(Annotated element listings)
[start]

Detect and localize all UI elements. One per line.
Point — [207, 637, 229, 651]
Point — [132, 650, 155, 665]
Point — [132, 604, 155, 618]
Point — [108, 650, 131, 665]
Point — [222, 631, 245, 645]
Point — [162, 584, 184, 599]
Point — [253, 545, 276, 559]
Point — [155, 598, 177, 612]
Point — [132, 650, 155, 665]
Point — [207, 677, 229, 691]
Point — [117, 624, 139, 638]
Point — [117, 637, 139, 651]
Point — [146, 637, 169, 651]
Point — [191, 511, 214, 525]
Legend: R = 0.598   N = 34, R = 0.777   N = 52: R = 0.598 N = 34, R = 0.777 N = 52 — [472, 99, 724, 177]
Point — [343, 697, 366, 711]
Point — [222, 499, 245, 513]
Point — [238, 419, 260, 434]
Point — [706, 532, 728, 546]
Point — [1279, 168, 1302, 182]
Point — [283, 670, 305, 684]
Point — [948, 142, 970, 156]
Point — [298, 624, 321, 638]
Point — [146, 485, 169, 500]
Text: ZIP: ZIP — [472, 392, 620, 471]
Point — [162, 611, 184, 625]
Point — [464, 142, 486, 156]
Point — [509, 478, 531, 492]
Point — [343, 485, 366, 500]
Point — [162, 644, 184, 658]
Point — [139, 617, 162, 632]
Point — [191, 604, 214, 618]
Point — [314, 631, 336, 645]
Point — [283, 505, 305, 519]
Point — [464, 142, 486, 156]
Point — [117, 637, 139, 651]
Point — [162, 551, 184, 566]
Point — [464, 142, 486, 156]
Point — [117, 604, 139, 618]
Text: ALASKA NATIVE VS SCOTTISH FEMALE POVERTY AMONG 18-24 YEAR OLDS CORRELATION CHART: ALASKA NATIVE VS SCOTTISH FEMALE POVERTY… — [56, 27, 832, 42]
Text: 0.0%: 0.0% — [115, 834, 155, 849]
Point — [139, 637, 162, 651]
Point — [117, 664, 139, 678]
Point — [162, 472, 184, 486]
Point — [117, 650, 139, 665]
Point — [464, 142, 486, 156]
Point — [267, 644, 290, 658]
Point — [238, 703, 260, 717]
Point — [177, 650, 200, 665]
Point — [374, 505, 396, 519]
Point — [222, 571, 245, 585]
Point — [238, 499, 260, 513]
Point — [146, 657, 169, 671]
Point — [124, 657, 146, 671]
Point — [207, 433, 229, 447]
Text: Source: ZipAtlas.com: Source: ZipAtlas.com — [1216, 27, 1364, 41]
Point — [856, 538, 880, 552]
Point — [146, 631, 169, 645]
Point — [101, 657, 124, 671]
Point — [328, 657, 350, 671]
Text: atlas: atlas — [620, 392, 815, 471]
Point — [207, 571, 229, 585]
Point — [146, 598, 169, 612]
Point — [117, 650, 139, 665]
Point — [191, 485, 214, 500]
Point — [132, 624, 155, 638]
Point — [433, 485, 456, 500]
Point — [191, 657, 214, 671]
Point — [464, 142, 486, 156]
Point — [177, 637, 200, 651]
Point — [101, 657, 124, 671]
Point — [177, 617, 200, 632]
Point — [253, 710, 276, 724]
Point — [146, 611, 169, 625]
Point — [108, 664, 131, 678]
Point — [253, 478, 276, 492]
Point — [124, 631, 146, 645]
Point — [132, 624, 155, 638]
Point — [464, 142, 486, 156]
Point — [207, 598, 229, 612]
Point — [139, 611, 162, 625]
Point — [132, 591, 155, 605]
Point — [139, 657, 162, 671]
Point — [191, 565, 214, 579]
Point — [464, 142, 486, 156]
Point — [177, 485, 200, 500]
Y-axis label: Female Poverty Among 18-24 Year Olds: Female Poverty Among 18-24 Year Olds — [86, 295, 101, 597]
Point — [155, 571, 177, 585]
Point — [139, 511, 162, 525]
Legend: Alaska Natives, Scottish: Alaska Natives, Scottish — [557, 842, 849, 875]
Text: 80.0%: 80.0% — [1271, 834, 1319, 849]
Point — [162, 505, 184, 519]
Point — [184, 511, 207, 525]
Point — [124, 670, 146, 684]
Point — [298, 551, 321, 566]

[end]

- AIM OF THE EXERCISE: Copy the data above line for line, changing nothing.

- TASK ANSWER:
Detect and localize all UI elements. One per line.
Point — [207, 637, 229, 651]
Point — [132, 650, 155, 665]
Point — [132, 604, 155, 618]
Point — [108, 650, 131, 665]
Point — [222, 631, 245, 645]
Point — [162, 584, 184, 599]
Point — [253, 545, 276, 559]
Point — [155, 598, 177, 612]
Point — [132, 650, 155, 665]
Point — [207, 677, 229, 691]
Point — [117, 624, 139, 638]
Point — [117, 637, 139, 651]
Point — [146, 637, 169, 651]
Point — [191, 511, 214, 525]
Legend: R = 0.598   N = 34, R = 0.777   N = 52: R = 0.598 N = 34, R = 0.777 N = 52 — [472, 99, 724, 177]
Point — [343, 697, 366, 711]
Point — [222, 499, 245, 513]
Point — [238, 419, 260, 434]
Point — [706, 532, 728, 546]
Point — [1279, 168, 1302, 182]
Point — [283, 670, 305, 684]
Point — [948, 142, 970, 156]
Point — [298, 624, 321, 638]
Point — [146, 485, 169, 500]
Text: ZIP: ZIP — [472, 392, 620, 471]
Point — [162, 611, 184, 625]
Point — [464, 142, 486, 156]
Point — [509, 478, 531, 492]
Point — [343, 485, 366, 500]
Point — [162, 644, 184, 658]
Point — [139, 617, 162, 632]
Point — [191, 604, 214, 618]
Point — [314, 631, 336, 645]
Point — [283, 505, 305, 519]
Point — [464, 142, 486, 156]
Point — [117, 637, 139, 651]
Point — [162, 551, 184, 566]
Point — [464, 142, 486, 156]
Point — [117, 604, 139, 618]
Text: ALASKA NATIVE VS SCOTTISH FEMALE POVERTY AMONG 18-24 YEAR OLDS CORRELATION CHART: ALASKA NATIVE VS SCOTTISH FEMALE POVERTY… — [56, 27, 832, 42]
Text: 0.0%: 0.0% — [115, 834, 155, 849]
Point — [139, 637, 162, 651]
Point — [117, 664, 139, 678]
Point — [162, 472, 184, 486]
Point — [117, 650, 139, 665]
Point — [464, 142, 486, 156]
Point — [267, 644, 290, 658]
Point — [238, 703, 260, 717]
Point — [177, 650, 200, 665]
Point — [374, 505, 396, 519]
Point — [222, 571, 245, 585]
Point — [238, 499, 260, 513]
Point — [146, 657, 169, 671]
Point — [124, 657, 146, 671]
Point — [207, 433, 229, 447]
Text: Source: ZipAtlas.com: Source: ZipAtlas.com — [1216, 27, 1364, 41]
Point — [856, 538, 880, 552]
Point — [146, 631, 169, 645]
Point — [101, 657, 124, 671]
Point — [328, 657, 350, 671]
Text: atlas: atlas — [620, 392, 815, 471]
Point — [207, 571, 229, 585]
Point — [146, 598, 169, 612]
Point — [117, 650, 139, 665]
Point — [191, 485, 214, 500]
Point — [132, 624, 155, 638]
Point — [433, 485, 456, 500]
Point — [191, 657, 214, 671]
Point — [464, 142, 486, 156]
Point — [177, 637, 200, 651]
Point — [101, 657, 124, 671]
Point — [177, 617, 200, 632]
Point — [253, 710, 276, 724]
Point — [146, 611, 169, 625]
Point — [108, 664, 131, 678]
Point — [253, 478, 276, 492]
Point — [124, 631, 146, 645]
Point — [132, 624, 155, 638]
Point — [464, 142, 486, 156]
Point — [207, 598, 229, 612]
Point — [139, 611, 162, 625]
Point — [132, 591, 155, 605]
Point — [139, 657, 162, 671]
Point — [191, 565, 214, 579]
Point — [464, 142, 486, 156]
Point — [177, 485, 200, 500]
Y-axis label: Female Poverty Among 18-24 Year Olds: Female Poverty Among 18-24 Year Olds — [86, 295, 101, 597]
Point — [155, 571, 177, 585]
Point — [139, 511, 162, 525]
Legend: Alaska Natives, Scottish: Alaska Natives, Scottish — [557, 842, 849, 875]
Text: 80.0%: 80.0% — [1271, 834, 1319, 849]
Point — [162, 505, 184, 519]
Point — [184, 511, 207, 525]
Point — [124, 670, 146, 684]
Point — [298, 551, 321, 566]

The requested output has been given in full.